(Stored entries)

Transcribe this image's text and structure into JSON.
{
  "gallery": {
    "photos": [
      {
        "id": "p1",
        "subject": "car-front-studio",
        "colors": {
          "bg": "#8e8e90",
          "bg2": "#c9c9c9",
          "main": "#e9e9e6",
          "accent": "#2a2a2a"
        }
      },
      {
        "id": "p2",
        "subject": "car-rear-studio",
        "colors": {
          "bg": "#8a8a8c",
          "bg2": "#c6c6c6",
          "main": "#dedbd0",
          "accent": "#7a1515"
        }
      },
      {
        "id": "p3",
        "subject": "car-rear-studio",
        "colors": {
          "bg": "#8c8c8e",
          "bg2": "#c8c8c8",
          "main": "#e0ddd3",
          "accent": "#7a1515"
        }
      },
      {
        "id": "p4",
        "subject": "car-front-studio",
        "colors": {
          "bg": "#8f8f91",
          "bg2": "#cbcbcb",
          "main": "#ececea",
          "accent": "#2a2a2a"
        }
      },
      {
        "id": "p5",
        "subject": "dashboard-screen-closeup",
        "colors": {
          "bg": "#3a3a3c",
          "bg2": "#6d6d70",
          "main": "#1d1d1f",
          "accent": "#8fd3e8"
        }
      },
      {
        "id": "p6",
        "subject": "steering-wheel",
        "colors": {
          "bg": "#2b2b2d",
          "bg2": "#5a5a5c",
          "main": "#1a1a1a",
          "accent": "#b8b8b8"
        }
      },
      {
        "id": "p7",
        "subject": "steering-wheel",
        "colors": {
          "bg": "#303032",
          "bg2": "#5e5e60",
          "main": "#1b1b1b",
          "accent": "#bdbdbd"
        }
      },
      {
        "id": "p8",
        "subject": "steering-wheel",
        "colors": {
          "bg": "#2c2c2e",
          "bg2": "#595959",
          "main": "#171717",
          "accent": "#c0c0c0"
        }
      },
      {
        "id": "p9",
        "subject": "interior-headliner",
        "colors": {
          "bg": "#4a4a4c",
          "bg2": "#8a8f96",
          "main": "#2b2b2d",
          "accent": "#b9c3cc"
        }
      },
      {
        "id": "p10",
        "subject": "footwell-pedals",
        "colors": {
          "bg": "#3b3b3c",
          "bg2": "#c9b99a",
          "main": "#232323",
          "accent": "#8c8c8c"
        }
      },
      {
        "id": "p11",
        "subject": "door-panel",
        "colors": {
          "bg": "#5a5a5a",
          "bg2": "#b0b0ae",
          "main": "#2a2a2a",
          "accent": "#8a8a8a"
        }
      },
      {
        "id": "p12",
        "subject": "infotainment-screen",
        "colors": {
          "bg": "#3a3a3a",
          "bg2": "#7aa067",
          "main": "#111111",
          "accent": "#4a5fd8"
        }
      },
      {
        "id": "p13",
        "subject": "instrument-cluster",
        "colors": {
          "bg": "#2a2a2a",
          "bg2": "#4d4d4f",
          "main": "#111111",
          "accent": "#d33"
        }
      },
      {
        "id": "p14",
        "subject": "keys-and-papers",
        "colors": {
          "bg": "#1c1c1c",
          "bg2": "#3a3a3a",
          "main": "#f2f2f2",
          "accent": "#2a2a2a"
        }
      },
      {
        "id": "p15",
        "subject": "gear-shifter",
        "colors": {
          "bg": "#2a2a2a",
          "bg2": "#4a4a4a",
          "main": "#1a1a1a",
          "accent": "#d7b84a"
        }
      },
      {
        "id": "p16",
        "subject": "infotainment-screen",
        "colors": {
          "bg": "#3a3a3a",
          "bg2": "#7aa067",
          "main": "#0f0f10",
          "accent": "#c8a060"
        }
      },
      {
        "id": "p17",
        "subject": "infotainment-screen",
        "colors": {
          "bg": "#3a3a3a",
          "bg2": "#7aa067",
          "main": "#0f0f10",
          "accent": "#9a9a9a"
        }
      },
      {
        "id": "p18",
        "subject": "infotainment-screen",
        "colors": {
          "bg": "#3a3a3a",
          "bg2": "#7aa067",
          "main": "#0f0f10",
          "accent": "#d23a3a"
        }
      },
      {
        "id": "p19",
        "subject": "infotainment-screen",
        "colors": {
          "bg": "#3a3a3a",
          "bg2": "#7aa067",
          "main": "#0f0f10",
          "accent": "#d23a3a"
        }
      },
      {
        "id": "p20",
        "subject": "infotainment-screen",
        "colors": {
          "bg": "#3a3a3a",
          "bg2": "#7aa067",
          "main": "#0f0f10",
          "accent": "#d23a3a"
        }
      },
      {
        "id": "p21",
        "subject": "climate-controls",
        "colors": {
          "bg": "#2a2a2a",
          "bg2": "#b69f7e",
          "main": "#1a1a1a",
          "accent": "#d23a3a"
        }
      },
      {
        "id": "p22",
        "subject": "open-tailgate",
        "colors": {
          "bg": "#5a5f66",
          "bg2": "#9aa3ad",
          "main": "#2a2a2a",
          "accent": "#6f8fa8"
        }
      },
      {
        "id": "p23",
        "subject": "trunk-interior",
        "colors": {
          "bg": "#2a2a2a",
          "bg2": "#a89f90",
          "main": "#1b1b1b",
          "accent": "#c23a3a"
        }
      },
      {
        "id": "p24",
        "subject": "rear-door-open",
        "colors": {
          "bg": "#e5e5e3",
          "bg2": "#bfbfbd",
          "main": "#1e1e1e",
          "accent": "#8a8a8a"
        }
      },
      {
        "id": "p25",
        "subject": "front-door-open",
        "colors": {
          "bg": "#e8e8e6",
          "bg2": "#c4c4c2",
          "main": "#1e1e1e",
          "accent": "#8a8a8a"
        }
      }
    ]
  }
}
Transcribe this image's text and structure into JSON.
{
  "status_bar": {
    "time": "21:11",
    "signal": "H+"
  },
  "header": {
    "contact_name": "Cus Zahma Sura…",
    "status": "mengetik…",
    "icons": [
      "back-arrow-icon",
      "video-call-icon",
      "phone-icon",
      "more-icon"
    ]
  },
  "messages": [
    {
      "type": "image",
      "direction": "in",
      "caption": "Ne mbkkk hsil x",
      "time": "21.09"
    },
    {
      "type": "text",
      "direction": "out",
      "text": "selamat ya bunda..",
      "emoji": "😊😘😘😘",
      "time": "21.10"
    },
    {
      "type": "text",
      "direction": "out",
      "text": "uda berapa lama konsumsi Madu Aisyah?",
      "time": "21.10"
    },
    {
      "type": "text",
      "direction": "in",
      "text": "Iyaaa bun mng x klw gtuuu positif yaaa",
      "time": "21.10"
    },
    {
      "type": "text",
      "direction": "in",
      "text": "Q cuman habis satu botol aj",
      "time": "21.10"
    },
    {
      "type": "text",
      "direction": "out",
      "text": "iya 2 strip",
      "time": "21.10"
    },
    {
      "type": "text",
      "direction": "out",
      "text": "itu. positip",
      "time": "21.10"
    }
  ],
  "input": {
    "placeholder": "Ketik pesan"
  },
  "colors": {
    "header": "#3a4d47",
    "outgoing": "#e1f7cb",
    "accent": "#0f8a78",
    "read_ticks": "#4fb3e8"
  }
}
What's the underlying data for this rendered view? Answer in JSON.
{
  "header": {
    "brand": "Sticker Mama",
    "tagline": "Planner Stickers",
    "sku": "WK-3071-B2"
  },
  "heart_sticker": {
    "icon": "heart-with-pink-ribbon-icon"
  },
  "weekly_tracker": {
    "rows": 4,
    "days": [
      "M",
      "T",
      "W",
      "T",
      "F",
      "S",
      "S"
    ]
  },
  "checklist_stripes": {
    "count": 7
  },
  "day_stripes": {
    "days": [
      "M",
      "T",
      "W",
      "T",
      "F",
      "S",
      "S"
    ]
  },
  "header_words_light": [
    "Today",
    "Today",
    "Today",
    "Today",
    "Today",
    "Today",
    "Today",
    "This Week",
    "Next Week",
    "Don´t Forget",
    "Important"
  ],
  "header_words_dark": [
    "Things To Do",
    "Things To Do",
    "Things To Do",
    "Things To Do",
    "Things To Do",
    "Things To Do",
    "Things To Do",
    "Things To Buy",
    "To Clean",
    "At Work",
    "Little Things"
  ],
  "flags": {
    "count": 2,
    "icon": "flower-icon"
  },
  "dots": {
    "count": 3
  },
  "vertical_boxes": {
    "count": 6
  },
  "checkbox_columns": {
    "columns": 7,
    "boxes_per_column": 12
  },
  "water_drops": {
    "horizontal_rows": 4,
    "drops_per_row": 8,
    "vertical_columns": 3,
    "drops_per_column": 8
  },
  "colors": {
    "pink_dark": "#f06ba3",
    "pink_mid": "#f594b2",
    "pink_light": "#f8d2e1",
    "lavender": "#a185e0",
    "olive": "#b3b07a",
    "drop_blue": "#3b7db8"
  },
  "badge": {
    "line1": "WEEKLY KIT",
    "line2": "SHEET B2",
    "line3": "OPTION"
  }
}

** PROBLEM TO SOLVE **
Nothing but the lines from the one with "What's the underlying" through the last line should be repeated, each exactly as it stands.

** RESULT OF THIS TASK **
What's the underlying data for this rendered view? Answer in JSON.
{
  "header": {
    "brand": "Sticker Mama",
    "tagline": "Planner Stickers",
    "sku": "WK-3071-B2"
  },
  "heart_sticker": {
    "icon": "heart-with-pink-ribbon-icon"
  },
  "weekly_tracker": {
    "rows": 4,
    "days": [
      "M",
      "T",
      "W",
      "T",
      "F",
      "S",
      "S"
    ]
  },
  "checklist_stripes": {
    "count": 7
  },
  "day_stripes": {
    "days": [
      "M",
      "T",
      "W",
      "T",
      "F",
      "S",
      "S"
    ]
  },
  "header_words_light": [
    "Today",
    "Today",
    "Today",
    "Today",
    "Today",
    "Today",
    "Today",
    "This Week",
    "Next Week",
    "Don´t Forget",
    "Important"
  ],
  "header_words_dark": [
    "Things To Do",
    "Things To Do",
    "Things To Do",
    "Things To Do",
    "Things To Do",
    "Things To Do",
    "Things To Do",
    "Things To Buy",
    "To Clean",
    "At Work",
    "Little Things"
  ],
  "flags": {
    "count": 2,
    "icon": "flower-icon"
  },
  "dots": {
    "count": 3
  },
  "vertical_boxes": {
    "count": 6
  },
  "checkbox_columns": {
    "columns": 7,
    "boxes_per_column": 12
  },
  "water_drops": {
    "horizontal_rows": 4,
    "drops_per_row": 8,
    "vertical_columns": 3,
    "drops_per_column": 8
  },
  "colors": {
    "pink_dark": "#f06ba3",
    "pink_mid": "#f594b2",
    "pink_light": "#f8d2e1",
    "lavender": "#a185e0",
    "olive": "#b3b07a",
    "drop_blue": "#3b7db8"
  },
  "badge": {
    "line1": "WEEKLY KIT",
    "line2": "SHEET B2",
    "line3": "OPTION"
  }
}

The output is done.